## Begin Records shown

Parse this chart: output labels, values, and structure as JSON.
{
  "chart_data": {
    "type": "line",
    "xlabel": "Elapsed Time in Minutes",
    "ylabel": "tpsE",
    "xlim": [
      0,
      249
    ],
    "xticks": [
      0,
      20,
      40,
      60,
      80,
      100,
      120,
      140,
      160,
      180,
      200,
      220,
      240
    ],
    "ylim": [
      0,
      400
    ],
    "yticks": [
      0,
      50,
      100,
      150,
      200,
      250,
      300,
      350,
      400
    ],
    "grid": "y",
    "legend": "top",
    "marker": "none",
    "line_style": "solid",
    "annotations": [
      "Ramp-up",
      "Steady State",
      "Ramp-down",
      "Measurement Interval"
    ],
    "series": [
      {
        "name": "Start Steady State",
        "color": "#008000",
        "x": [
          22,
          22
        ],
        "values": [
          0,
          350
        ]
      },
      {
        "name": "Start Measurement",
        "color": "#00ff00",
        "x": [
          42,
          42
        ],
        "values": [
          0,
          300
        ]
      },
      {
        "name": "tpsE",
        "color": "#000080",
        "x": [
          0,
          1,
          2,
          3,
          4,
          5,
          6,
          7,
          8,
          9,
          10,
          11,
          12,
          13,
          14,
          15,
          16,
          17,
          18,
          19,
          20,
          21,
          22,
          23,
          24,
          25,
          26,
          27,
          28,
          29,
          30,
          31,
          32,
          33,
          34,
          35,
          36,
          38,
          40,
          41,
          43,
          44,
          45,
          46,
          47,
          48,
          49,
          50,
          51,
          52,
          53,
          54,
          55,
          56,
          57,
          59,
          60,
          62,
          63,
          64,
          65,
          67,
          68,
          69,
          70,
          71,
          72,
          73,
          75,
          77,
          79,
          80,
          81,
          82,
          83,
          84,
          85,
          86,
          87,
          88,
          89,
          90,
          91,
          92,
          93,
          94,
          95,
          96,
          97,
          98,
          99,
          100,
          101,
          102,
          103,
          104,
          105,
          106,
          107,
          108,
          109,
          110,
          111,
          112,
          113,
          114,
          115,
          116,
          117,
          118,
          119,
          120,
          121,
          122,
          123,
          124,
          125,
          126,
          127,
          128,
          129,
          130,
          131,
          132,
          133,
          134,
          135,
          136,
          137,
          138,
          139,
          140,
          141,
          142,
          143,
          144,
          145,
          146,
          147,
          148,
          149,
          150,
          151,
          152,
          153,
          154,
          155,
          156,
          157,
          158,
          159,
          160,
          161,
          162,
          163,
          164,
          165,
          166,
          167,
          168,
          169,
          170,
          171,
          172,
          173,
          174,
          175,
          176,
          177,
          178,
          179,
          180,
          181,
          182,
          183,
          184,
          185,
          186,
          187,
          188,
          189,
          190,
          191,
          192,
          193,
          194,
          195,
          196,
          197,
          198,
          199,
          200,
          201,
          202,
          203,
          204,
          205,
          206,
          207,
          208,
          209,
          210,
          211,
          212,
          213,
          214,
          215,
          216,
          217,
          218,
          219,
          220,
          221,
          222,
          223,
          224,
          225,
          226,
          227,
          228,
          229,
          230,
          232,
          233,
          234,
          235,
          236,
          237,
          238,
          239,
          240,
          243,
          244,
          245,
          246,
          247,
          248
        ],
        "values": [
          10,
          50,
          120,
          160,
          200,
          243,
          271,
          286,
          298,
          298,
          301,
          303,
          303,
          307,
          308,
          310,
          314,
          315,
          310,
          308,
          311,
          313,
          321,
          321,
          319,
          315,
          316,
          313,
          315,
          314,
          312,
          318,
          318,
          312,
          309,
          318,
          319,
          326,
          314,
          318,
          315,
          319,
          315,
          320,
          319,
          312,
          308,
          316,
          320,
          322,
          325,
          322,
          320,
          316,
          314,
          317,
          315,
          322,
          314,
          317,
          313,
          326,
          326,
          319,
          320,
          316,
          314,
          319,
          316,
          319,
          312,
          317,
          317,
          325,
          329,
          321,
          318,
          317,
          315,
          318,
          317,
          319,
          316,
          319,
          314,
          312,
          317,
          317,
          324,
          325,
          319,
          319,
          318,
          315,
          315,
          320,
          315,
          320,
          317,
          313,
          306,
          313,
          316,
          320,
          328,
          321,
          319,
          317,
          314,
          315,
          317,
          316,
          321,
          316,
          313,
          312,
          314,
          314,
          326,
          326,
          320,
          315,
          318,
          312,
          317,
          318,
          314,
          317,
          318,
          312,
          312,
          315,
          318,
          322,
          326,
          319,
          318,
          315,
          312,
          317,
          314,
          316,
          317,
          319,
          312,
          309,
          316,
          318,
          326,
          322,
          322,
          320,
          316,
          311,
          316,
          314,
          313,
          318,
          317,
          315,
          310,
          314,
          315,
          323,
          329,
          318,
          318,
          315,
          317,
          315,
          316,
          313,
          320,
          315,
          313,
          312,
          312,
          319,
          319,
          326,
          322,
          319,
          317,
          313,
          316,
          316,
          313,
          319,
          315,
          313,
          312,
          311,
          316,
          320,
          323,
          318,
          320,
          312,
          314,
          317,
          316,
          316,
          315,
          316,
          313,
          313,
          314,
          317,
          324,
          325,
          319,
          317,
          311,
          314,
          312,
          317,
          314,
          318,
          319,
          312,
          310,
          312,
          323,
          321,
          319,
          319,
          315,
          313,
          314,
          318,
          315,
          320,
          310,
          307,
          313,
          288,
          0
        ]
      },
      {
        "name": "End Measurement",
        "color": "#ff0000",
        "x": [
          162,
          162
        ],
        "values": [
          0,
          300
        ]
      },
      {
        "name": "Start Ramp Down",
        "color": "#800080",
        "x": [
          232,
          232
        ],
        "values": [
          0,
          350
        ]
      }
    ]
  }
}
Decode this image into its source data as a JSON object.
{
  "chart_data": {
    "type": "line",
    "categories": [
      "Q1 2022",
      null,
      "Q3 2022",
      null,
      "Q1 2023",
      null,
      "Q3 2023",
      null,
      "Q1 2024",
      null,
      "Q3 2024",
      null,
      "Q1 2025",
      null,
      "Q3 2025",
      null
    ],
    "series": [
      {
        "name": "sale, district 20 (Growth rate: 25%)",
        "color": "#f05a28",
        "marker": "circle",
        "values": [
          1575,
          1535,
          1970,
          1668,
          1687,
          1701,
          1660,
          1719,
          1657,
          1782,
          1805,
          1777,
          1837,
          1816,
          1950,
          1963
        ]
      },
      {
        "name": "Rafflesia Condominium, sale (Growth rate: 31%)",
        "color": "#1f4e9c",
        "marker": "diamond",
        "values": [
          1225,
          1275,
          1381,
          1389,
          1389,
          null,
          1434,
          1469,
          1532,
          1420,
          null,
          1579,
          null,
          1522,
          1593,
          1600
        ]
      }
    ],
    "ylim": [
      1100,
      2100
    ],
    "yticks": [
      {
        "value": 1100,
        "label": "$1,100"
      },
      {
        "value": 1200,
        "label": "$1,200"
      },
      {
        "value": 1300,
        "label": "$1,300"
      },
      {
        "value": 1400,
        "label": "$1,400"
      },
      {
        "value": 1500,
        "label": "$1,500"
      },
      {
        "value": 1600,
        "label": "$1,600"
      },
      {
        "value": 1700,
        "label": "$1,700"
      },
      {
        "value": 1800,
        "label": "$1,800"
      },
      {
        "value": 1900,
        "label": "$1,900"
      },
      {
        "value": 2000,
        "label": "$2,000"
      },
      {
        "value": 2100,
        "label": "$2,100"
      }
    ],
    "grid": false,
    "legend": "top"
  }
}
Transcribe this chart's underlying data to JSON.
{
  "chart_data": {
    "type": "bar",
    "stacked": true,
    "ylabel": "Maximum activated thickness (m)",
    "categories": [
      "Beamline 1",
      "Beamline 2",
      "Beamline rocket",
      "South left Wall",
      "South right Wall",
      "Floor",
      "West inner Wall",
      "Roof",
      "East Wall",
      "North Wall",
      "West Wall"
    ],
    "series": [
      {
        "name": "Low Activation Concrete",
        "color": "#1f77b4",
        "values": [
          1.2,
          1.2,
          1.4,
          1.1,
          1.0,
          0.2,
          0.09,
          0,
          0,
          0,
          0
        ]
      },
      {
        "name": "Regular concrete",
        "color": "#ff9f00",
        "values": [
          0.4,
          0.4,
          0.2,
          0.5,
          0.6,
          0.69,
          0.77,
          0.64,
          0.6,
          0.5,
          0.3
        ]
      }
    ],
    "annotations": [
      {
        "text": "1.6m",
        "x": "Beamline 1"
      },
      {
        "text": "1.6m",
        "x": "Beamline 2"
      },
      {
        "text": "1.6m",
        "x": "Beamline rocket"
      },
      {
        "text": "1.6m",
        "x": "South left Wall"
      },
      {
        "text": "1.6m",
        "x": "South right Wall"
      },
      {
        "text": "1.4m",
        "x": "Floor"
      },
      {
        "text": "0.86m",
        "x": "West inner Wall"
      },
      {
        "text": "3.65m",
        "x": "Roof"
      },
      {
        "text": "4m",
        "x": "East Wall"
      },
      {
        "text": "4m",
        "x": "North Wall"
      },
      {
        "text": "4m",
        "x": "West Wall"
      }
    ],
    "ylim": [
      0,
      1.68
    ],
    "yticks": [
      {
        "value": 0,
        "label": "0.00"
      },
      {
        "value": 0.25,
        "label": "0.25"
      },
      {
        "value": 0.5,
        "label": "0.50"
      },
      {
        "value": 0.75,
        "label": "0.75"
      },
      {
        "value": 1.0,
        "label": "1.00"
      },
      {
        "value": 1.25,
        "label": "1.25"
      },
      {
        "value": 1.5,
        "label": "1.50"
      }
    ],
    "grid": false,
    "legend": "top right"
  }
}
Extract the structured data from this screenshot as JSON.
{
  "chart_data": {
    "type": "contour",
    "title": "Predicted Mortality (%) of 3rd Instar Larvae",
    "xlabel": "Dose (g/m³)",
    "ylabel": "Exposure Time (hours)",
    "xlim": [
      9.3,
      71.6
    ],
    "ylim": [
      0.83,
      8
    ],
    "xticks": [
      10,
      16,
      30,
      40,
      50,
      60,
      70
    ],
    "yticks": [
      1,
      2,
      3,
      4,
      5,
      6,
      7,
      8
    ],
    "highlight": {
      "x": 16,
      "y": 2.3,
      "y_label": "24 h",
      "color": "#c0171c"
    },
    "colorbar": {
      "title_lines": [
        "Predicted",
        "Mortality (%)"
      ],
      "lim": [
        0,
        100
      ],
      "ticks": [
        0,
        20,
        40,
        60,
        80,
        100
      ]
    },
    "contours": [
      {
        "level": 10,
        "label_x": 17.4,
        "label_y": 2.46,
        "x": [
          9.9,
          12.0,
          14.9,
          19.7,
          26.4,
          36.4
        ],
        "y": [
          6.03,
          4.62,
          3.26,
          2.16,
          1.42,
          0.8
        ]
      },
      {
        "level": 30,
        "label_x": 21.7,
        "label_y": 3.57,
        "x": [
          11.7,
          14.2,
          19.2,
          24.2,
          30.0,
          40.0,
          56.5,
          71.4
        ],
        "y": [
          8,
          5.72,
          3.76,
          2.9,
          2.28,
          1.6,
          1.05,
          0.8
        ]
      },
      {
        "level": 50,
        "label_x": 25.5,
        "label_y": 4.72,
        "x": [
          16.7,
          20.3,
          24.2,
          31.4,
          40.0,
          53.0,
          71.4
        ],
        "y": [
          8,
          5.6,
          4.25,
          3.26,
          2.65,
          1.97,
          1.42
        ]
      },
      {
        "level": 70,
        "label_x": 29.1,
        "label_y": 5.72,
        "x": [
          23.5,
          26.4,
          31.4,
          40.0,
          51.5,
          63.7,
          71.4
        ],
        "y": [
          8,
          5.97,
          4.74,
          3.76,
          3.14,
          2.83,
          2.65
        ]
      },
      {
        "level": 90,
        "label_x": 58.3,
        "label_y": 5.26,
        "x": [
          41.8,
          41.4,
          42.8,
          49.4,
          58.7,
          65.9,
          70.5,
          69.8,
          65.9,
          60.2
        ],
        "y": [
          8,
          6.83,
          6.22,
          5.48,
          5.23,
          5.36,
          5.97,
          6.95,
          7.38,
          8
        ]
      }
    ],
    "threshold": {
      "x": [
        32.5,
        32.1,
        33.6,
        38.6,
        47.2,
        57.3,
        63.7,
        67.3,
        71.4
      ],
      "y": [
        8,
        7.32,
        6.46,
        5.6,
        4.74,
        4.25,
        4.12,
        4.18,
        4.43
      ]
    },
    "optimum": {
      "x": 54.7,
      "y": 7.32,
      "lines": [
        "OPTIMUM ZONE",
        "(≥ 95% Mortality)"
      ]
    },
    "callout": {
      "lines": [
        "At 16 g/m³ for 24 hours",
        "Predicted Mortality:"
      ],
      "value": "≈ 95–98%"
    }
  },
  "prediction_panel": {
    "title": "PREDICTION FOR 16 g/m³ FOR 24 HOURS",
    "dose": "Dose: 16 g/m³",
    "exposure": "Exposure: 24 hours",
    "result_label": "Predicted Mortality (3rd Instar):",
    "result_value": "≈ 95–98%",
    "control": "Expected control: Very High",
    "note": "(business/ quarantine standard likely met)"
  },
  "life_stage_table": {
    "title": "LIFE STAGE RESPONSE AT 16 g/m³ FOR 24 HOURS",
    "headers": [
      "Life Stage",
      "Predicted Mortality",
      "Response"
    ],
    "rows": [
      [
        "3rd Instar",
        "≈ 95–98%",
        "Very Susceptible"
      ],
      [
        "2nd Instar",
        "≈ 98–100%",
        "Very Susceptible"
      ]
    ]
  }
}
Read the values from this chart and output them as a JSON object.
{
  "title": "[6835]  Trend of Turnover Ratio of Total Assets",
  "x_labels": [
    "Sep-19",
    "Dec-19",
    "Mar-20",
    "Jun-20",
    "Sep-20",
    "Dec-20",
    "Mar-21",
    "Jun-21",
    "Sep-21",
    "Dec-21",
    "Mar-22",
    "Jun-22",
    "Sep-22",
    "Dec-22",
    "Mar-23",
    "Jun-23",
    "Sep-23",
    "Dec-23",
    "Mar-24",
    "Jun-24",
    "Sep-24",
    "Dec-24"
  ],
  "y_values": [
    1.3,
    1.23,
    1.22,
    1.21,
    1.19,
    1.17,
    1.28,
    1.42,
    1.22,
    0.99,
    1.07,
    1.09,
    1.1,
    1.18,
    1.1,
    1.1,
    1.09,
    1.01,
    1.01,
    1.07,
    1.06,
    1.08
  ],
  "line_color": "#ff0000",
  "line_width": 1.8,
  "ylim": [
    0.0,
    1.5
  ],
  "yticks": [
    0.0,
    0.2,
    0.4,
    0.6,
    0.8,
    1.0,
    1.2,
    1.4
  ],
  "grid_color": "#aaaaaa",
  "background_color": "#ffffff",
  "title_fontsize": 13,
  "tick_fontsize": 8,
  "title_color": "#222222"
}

## End Records shown

Show, from the listing above, each line that contains the word "Beamline".

      "Beamline 1",
      "Beamline 2",
      "Beamline rocket",
        "x": "Beamline 1"
        "x": "Beamline 2"
        "x": "Beamline rocket"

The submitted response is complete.